[Extracted records]
· · · · ·

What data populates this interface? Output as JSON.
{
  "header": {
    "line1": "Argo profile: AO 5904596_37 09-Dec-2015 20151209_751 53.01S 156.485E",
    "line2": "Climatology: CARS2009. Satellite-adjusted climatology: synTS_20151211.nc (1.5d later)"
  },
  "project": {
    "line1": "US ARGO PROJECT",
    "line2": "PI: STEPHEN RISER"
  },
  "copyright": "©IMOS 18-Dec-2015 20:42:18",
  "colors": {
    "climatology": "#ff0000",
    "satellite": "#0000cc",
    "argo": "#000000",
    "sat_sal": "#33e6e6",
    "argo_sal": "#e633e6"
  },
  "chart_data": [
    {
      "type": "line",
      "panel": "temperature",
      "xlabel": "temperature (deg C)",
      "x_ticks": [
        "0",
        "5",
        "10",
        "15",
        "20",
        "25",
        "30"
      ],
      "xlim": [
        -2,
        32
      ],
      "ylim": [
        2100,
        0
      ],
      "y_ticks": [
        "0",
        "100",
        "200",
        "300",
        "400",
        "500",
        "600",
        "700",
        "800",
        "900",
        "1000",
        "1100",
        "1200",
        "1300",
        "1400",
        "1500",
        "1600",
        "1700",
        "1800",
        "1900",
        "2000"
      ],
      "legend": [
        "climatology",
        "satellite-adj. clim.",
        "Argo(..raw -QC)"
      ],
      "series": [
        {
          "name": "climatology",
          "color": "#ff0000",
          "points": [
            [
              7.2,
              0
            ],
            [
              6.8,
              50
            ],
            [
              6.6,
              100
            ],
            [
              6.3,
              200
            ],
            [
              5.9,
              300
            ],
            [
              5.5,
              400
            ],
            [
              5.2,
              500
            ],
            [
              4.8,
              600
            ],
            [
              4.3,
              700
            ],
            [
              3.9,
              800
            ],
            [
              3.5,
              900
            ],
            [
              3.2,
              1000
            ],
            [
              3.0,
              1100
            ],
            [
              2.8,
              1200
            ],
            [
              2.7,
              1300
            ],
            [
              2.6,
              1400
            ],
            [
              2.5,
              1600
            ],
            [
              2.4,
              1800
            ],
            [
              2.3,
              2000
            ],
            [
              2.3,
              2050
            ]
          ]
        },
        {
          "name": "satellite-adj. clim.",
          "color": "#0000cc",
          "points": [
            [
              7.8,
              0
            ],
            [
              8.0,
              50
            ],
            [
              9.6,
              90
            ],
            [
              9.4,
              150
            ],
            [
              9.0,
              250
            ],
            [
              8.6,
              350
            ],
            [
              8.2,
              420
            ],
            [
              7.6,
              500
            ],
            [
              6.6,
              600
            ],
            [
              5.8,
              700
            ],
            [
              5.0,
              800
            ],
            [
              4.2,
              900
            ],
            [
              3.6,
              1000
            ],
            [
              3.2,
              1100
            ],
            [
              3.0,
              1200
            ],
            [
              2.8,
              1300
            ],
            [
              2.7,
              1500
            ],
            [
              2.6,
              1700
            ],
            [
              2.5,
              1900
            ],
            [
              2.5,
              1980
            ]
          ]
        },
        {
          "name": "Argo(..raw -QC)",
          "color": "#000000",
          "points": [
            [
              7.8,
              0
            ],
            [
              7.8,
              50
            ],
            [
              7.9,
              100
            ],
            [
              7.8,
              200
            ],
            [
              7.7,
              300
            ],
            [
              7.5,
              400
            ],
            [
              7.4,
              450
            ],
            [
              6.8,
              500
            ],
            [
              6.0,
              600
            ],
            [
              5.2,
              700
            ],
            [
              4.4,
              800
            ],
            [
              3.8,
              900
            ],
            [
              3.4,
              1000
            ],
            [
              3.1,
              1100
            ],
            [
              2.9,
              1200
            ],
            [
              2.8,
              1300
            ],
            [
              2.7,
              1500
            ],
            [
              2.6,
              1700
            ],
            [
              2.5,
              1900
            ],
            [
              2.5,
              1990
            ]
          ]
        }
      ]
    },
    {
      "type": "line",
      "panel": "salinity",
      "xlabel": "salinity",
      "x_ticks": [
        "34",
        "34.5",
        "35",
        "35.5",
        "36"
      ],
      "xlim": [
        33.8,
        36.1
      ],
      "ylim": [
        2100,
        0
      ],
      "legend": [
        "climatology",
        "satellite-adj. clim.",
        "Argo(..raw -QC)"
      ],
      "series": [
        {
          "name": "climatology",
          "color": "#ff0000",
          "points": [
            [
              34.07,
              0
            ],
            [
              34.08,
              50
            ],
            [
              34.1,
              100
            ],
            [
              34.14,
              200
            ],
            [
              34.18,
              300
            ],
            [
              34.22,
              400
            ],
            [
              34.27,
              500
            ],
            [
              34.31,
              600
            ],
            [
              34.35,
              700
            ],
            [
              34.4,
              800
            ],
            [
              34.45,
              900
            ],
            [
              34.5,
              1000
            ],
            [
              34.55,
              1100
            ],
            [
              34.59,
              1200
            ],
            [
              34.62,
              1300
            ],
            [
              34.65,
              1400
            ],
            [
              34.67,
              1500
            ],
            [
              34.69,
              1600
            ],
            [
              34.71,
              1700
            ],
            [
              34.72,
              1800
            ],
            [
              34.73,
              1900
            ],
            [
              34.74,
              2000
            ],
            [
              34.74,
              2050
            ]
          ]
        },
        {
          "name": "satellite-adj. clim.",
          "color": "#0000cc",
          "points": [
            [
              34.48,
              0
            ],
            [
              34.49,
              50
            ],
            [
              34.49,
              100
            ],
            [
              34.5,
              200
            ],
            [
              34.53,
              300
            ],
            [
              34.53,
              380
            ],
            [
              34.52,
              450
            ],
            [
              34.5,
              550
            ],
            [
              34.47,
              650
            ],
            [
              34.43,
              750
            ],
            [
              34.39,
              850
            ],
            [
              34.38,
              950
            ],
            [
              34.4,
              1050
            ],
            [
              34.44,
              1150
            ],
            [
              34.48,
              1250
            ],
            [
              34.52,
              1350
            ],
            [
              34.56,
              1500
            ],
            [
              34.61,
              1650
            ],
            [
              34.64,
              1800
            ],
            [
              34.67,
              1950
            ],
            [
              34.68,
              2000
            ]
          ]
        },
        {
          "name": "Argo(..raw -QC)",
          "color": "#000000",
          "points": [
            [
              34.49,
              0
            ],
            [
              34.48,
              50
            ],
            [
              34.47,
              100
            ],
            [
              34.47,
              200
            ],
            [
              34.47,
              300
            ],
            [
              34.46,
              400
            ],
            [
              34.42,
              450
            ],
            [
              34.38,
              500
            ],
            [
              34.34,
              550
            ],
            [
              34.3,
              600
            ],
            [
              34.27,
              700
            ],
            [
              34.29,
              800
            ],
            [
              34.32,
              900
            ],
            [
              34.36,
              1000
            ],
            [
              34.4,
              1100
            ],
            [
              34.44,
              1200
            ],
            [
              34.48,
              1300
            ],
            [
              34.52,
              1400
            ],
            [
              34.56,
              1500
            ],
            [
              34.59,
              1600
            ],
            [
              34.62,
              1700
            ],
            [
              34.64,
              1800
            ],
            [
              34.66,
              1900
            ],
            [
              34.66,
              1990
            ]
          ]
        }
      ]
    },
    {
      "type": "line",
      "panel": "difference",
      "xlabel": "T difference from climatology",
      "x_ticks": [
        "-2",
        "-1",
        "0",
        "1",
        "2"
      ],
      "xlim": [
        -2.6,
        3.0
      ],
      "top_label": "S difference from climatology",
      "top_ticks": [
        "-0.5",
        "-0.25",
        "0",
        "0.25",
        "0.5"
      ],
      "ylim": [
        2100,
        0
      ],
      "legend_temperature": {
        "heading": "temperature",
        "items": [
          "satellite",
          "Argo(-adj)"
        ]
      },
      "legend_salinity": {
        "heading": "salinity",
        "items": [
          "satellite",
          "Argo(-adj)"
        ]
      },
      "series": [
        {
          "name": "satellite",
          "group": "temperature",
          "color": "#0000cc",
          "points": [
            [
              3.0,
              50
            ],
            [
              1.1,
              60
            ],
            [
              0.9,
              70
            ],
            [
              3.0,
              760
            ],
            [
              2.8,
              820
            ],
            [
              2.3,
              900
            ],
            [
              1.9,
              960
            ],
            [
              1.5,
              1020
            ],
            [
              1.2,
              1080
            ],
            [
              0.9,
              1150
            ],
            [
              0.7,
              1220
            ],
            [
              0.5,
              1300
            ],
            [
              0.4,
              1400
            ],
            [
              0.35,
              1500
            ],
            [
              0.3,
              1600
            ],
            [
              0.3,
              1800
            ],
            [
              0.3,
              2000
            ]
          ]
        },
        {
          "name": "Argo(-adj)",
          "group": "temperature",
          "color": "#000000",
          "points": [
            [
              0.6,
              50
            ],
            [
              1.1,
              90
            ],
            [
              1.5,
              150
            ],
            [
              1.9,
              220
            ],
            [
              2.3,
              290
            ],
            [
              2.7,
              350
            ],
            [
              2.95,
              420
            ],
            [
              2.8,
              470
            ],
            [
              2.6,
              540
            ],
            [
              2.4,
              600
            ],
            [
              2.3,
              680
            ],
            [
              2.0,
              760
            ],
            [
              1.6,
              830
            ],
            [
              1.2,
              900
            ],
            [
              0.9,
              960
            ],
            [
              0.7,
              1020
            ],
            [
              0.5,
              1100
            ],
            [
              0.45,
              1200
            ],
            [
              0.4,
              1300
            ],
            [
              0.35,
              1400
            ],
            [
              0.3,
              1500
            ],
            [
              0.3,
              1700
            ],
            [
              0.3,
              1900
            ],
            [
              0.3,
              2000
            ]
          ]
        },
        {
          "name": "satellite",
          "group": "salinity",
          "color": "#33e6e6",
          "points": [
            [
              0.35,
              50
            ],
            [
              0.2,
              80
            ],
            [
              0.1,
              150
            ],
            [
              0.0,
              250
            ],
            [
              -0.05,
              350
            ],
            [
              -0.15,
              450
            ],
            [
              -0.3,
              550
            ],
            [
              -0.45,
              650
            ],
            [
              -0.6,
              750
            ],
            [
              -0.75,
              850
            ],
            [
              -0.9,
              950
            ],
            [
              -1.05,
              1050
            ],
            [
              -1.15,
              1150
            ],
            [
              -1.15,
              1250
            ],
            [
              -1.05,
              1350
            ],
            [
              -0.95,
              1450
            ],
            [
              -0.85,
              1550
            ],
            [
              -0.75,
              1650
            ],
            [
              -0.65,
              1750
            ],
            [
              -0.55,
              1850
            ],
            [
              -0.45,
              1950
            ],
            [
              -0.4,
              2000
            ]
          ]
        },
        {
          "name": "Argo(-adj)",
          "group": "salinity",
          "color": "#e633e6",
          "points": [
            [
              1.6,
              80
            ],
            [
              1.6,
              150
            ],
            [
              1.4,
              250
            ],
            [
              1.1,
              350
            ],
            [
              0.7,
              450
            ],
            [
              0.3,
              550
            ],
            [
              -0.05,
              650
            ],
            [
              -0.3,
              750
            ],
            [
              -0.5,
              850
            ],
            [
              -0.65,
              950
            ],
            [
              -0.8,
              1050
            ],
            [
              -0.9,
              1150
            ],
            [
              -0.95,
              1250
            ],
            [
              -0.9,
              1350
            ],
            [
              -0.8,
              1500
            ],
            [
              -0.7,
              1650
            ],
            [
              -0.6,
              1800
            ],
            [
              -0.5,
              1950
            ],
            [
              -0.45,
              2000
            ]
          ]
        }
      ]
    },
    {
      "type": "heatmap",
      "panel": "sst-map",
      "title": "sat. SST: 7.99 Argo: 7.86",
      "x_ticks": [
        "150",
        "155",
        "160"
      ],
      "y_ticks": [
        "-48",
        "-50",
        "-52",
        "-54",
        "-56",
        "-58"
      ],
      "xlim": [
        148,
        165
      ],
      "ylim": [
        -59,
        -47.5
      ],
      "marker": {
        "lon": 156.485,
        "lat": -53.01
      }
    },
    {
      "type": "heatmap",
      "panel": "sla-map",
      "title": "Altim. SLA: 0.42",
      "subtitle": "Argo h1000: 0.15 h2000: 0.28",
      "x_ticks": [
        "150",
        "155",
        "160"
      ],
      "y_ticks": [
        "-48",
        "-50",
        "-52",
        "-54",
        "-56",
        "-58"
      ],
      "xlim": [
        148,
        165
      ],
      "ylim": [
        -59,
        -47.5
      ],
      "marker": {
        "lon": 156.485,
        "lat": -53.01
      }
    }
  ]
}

· · · · ·

Task to carry out
Extract all lines that hold the word "difference".

Written response
      "panel": "difference",
      "xlabel": "T difference from climatology",
      "top_label": "S difference from climatology",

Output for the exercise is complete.